# What you should do
Leave the pictures out and print every record below exactly as it stands.

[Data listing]
########################################

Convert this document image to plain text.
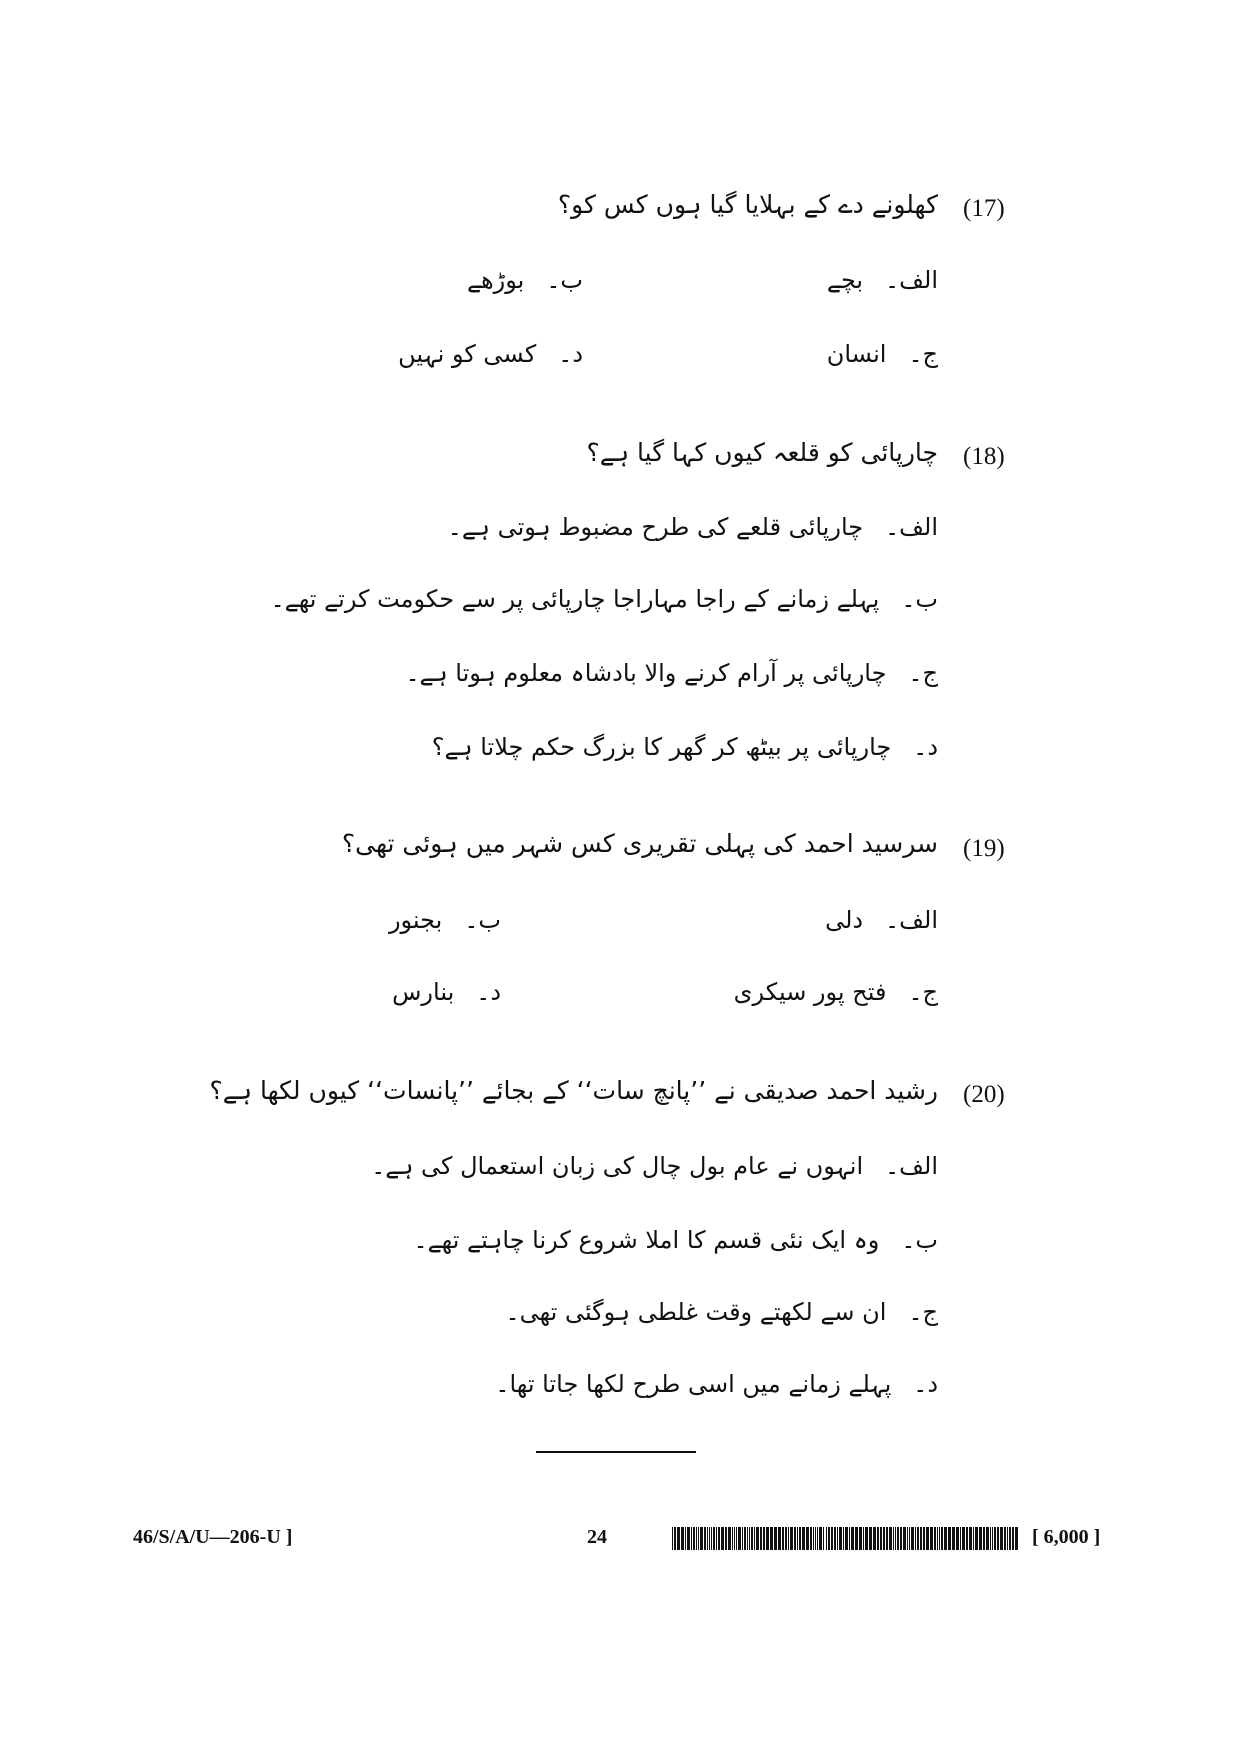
(17)
کھلونے دے کے بہلایا گیا ہوں کس کو؟
الف۔بچے
ب۔بوڑھے
ج۔انسان
د۔کسی کو نہیں
(18)
چارپائی کو قلعہ کیوں کہا گیا ہے؟
الف۔چارپائی قلعے کی طرح مضبوط ہوتی ہے۔
ب۔پہلے زمانے کے راجا مہاراجا چارپائی پر سے حکومت کرتے تھے۔
ج۔چارپائی پر آرام کرنے والا بادشاہ معلوم ہوتا ہے۔
د۔چارپائی پر بیٹھ کر گھر کا بزرگ حکم چلاتا ہے؟
(19)
سرسید احمد کی پہلی تقریری کس شہر میں ہوئی تھی؟
الف۔دلی
ب۔بجنور
ج۔فتح پور سیکری
د۔بنارس
(20)
رشید احمد صدیقی نے ’’پانچ سات‘‘ کے بجائے ’’پانسات‘‘ کیوں لکھا ہے؟
الف۔انہوں نے عام بول چال کی زبان استعمال کی ہے۔
ب۔وہ ایک نئی قسم کا املا شروع کرنا چاہتے تھے۔
ج۔ان سے لکھتے وقت غلطی ہوگئی تھی۔
د۔پہلے زمانے میں اسی طرح لکھا جاتا تھا۔
46/S/A/U—206-U ]	24	[ 6,000 ]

########################################

# Full solution
Convert this document image to plain text.
(17)
کھلونے دے کے بہلایا گیا ہوں کس کو؟
الف۔بچے
ب۔بوڑھے
ج۔انسان
د۔کسی کو نہیں
(18)
چارپائی کو قلعہ کیوں کہا گیا ہے؟
الف۔چارپائی قلعے کی طرح مضبوط ہوتی ہے۔
ب۔پہلے زمانے کے راجا مہاراجا چارپائی پر سے حکومت کرتے تھے۔
ج۔چارپائی پر آرام کرنے والا بادشاہ معلوم ہوتا ہے۔
د۔چارپائی پر بیٹھ کر گھر کا بزرگ حکم چلاتا ہے؟
(19)
سرسید احمد کی پہلی تقریری کس شہر میں ہوئی تھی؟
الف۔دلی
ب۔بجنور
ج۔فتح پور سیکری
د۔بنارس
(20)
رشید احمد صدیقی نے ’’پانچ سات‘‘ کے بجائے ’’پانسات‘‘ کیوں لکھا ہے؟
الف۔انہوں نے عام بول چال کی زبان استعمال کی ہے۔
ب۔وہ ایک نئی قسم کا املا شروع کرنا چاہتے تھے۔
ج۔ان سے لکھتے وقت غلطی ہوگئی تھی۔
د۔پہلے زمانے میں اسی طرح لکھا جاتا تھا۔
46/S/A/U—206-U ]	24	[ 6,000 ]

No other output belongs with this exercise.